SET PROBLEM:
Find every line in the records below that holds the word "mean", and copy each one.

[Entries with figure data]

..........

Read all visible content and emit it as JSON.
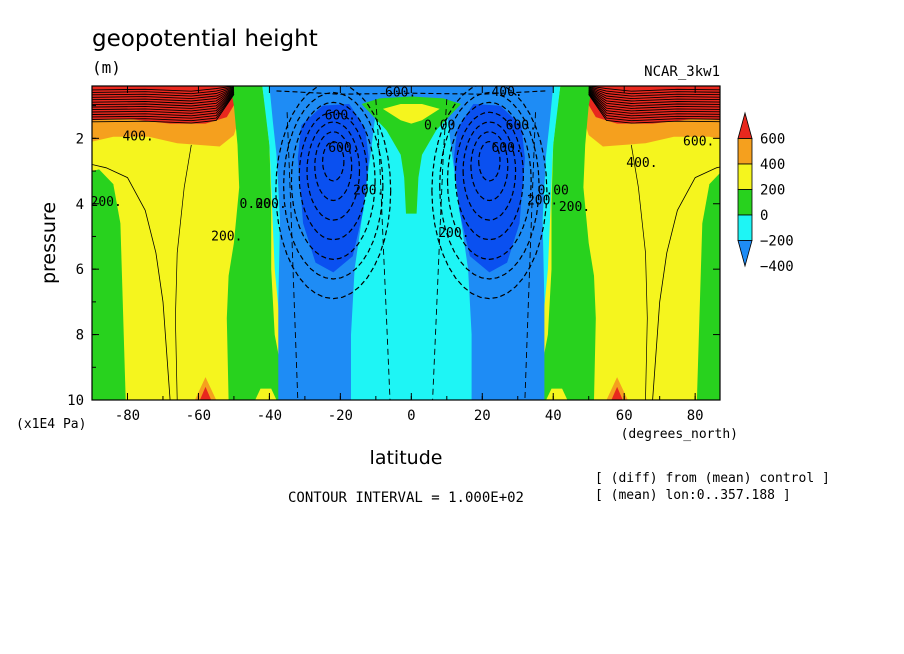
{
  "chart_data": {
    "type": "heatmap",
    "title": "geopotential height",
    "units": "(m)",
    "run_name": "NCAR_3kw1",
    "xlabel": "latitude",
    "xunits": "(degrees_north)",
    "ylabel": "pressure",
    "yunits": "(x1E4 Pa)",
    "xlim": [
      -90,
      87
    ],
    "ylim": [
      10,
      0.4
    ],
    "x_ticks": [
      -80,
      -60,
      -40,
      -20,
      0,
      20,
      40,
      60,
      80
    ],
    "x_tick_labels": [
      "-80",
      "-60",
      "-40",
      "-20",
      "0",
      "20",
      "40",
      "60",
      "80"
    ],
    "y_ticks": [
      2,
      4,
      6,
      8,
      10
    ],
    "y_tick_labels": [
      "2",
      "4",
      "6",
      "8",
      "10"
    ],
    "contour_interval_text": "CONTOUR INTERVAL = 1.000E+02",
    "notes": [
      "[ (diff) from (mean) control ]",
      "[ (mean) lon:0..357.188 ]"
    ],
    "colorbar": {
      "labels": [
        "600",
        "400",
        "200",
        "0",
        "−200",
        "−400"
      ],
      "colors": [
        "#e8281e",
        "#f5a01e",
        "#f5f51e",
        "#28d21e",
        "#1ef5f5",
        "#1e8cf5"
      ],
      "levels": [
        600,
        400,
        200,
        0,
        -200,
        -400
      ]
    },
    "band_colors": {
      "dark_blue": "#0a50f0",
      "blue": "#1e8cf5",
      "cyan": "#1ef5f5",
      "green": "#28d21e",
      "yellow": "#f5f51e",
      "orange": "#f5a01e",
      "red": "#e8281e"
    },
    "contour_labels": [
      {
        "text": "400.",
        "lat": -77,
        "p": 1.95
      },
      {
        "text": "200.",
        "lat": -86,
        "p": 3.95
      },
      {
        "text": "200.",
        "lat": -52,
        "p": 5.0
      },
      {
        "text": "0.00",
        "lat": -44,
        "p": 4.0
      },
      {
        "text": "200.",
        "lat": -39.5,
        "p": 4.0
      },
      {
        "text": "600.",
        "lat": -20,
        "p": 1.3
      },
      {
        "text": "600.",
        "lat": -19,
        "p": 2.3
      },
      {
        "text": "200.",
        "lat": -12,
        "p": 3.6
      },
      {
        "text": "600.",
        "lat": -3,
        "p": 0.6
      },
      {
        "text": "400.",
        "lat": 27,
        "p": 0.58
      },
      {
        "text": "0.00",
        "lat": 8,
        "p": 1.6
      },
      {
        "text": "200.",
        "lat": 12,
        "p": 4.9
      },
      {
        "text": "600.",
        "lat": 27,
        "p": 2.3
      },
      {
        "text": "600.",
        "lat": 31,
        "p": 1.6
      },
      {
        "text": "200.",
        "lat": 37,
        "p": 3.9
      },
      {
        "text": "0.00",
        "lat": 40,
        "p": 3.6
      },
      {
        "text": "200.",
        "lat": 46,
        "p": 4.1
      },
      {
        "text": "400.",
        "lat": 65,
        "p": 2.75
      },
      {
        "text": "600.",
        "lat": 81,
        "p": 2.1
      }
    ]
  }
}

..........

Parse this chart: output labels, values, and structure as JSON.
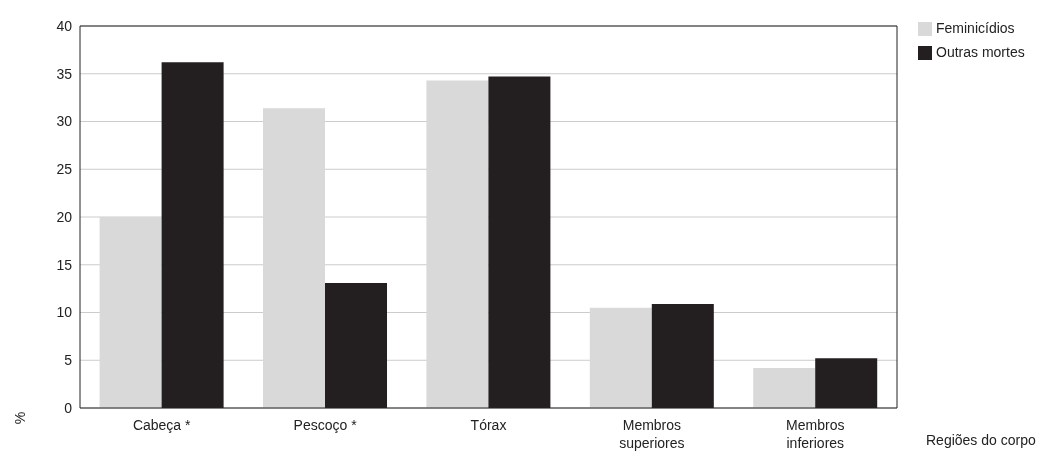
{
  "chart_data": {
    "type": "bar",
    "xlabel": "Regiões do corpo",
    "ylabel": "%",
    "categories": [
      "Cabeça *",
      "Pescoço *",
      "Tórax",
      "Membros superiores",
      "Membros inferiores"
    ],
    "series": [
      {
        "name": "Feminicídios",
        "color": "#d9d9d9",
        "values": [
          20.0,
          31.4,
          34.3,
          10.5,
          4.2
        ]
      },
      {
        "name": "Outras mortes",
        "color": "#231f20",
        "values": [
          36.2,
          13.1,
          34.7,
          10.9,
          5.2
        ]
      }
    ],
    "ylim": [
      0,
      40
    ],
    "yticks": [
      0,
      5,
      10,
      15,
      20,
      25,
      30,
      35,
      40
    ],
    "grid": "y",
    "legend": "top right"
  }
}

..........

SOLUTION BELOW:
      "[ (diff) from (mean) control ]",
      "[ (mean) lon:0..357.188 ]"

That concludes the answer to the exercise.